(Given task): Copy every record exactly, and keep the pictures out.

(Exercise material):
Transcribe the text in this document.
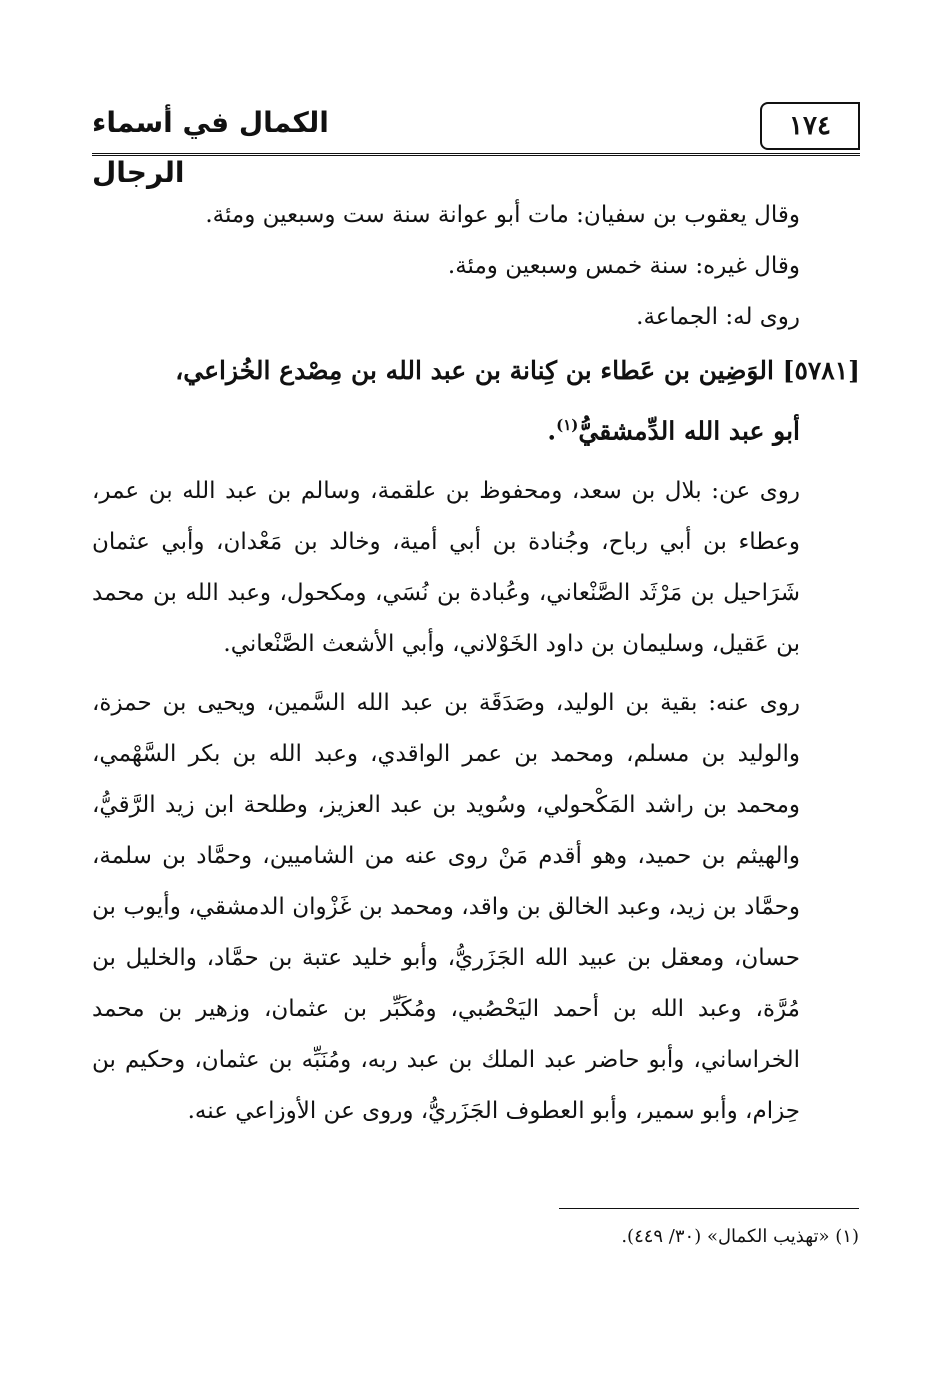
الكمال في أسماء الرجال
١٧٤

وقال يعقوب بن سفيان: مات أبو عوانة سنة ست وسبعين ومئة.

وقال غيره: سنة خمس وسبعين ومئة.

روى له: الجماعة.

[٥٧٨١] الوَضِين بن عَطاء بن كِنانة بن عبد الله بن مِصْدع الخُزاعي،
أبو عبد الله الدِّمشقيُّ$^{(١)}$.

روى عن: بلال بن سعد، ومحفوظ بن علقمة، وسالم بن عبد الله بن عمر، وعطاء بن أبي رباح، وجُنادة بن أبي أمية، وخالد بن مَعْدان، وأبي عثمان شَرَاحيل بن مَرْثَد الصَّنْعاني، وعُبادة بن نُسَي، ومكحول، وعبد الله بن محمد بن عَقيل، وسليمان بن داود الخَوْلاني، وأبي الأشعث الصَّنْعاني.

روى عنه: بقية بن الوليد، وصَدَقَة بن عبد الله السَّمين، ويحيى بن حمزة، والوليد بن مسلم، ومحمد بن عمر الواقدي، وعبد الله بن بكر السَّهْمي، ومحمد بن راشد المَكْحولي، وسُويد بن عبد العزيز، وطلحة ابن زيد الرَّقيُّ، والهيثم بن حميد، وهو أقدم مَنْ روى عنه من الشاميين، وحمَّاد بن سلمة، وحمَّاد بن زيد، وعبد الخالق بن واقد، ومحمد بن غَزْوان الدمشقي، وأيوب بن حسان، ومعقل بن عبيد الله الجَزَريُّ، وأبو خليد عتبة بن حمَّاد، والخليل بن مُرَّة، وعبد الله بن أحمد اليَحْصُبي، ومُكَبِّر بن عثمان، وزهير بن محمد الخراساني، وأبو حاضر عبد الملك بن عبد ربه، ومُنَبِّه بن عثمان، وحكيم بن حِزام، وأبو سمير، وأبو العطوف الجَزَريُّ، وروى عن الأوزاعي عنه.

(١) «تهذيب الكمال» (٣٠/ ٤٤٩).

(Solution):
Transcribe the text in this document.
الكمال في أسماء الرجال
١٧٤

وقال يعقوب بن سفيان: مات أبو عوانة سنة ست وسبعين ومئة.

وقال غيره: سنة خمس وسبعين ومئة.

روى له: الجماعة.

[٥٧٨١] الوَضِين بن عَطاء بن كِنانة بن عبد الله بن مِصْدع الخُزاعي،
أبو عبد الله الدِّمشقيُّ$^{(١)}$.

روى عن: بلال بن سعد، ومحفوظ بن علقمة، وسالم بن عبد الله بن عمر، وعطاء بن أبي رباح، وجُنادة بن أبي أمية، وخالد بن مَعْدان، وأبي عثمان شَرَاحيل بن مَرْثَد الصَّنْعاني، وعُبادة بن نُسَي، ومكحول، وعبد الله بن محمد بن عَقيل، وسليمان بن داود الخَوْلاني، وأبي الأشعث الصَّنْعاني.

روى عنه: بقية بن الوليد، وصَدَقَة بن عبد الله السَّمين، ويحيى بن حمزة، والوليد بن مسلم، ومحمد بن عمر الواقدي، وعبد الله بن بكر السَّهْمي، ومحمد بن راشد المَكْحولي، وسُويد بن عبد العزيز، وطلحة ابن زيد الرَّقيُّ، والهيثم بن حميد، وهو أقدم مَنْ روى عنه من الشاميين، وحمَّاد بن سلمة، وحمَّاد بن زيد، وعبد الخالق بن واقد، ومحمد بن غَزْوان الدمشقي، وأيوب بن حسان، ومعقل بن عبيد الله الجَزَريُّ، وأبو خليد عتبة بن حمَّاد، والخليل بن مُرَّة، وعبد الله بن أحمد اليَحْصُبي، ومُكَبِّر بن عثمان، وزهير بن محمد الخراساني، وأبو حاضر عبد الملك بن عبد ربه، ومُنَبِّه بن عثمان، وحكيم بن حِزام، وأبو سمير، وأبو العطوف الجَزَريُّ، وروى عن الأوزاعي عنه.

(١) «تهذيب الكمال» (٣٠/ ٤٤٩).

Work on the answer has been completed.